Find and copy lines holding "document".

▶ **Dataset**:

++++++++++++++++++++

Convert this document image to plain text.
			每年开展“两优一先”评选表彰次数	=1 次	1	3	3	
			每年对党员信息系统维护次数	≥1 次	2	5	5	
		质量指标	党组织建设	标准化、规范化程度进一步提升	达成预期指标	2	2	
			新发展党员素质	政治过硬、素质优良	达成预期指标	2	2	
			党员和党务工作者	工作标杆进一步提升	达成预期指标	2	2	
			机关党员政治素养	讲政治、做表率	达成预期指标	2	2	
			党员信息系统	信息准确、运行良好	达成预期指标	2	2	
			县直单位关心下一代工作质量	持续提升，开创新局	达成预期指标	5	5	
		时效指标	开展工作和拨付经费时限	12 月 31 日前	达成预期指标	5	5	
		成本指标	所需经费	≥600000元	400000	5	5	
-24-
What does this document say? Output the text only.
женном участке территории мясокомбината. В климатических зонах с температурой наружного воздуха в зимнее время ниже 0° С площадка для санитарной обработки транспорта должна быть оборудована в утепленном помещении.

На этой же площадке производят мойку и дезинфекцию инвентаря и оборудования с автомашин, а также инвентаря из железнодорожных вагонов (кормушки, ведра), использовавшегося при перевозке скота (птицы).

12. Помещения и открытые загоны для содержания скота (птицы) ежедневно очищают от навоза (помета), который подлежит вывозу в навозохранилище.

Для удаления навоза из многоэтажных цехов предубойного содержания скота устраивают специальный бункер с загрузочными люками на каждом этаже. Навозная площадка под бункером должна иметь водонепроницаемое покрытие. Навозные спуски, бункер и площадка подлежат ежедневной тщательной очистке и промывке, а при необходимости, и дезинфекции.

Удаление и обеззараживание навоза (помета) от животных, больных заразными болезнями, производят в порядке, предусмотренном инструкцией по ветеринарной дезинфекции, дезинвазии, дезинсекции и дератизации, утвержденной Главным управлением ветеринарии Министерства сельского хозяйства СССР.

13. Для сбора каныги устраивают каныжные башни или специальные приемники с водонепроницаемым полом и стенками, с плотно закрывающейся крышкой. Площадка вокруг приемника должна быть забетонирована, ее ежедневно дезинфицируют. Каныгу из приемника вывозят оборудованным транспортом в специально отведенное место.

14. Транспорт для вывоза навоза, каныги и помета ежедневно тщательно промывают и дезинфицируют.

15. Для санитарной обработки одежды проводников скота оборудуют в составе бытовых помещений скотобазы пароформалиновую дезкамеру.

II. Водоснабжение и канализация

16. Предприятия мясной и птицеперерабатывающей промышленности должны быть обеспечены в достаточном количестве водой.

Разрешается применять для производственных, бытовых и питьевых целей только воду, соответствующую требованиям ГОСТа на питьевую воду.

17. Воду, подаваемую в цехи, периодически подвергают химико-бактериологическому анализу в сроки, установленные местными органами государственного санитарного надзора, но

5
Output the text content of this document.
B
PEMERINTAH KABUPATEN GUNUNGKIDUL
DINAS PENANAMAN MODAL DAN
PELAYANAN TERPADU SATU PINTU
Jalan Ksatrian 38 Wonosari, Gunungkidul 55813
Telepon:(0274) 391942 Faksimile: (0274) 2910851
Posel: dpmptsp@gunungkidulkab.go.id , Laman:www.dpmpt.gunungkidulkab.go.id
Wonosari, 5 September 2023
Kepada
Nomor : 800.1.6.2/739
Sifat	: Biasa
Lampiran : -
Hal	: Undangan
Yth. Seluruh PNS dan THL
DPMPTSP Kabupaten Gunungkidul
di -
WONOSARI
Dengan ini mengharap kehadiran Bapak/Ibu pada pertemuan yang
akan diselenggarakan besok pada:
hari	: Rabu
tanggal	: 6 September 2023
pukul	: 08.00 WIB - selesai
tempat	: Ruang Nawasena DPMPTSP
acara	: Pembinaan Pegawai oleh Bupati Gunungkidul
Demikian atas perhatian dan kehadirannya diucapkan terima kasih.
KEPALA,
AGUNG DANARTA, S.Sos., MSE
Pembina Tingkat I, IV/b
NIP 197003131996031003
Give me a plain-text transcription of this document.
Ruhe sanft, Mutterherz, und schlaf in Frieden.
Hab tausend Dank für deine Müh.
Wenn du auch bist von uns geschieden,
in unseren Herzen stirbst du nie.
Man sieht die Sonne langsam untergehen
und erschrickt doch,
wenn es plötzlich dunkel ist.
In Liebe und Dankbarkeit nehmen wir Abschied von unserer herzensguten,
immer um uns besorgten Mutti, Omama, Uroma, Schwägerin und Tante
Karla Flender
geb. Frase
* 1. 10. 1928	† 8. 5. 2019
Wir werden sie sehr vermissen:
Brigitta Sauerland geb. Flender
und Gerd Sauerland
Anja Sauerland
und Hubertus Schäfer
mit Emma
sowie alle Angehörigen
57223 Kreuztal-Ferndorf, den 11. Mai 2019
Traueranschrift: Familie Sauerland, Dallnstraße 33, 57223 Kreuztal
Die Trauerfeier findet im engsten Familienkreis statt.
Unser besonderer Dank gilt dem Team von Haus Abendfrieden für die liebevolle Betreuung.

++++++++++++++++++++

▶ **Exercise output**:
Convert this document image to plain text.
What does this document say? Output the text only.
Output the text content of this document.
Give me a plain-text transcription of this document.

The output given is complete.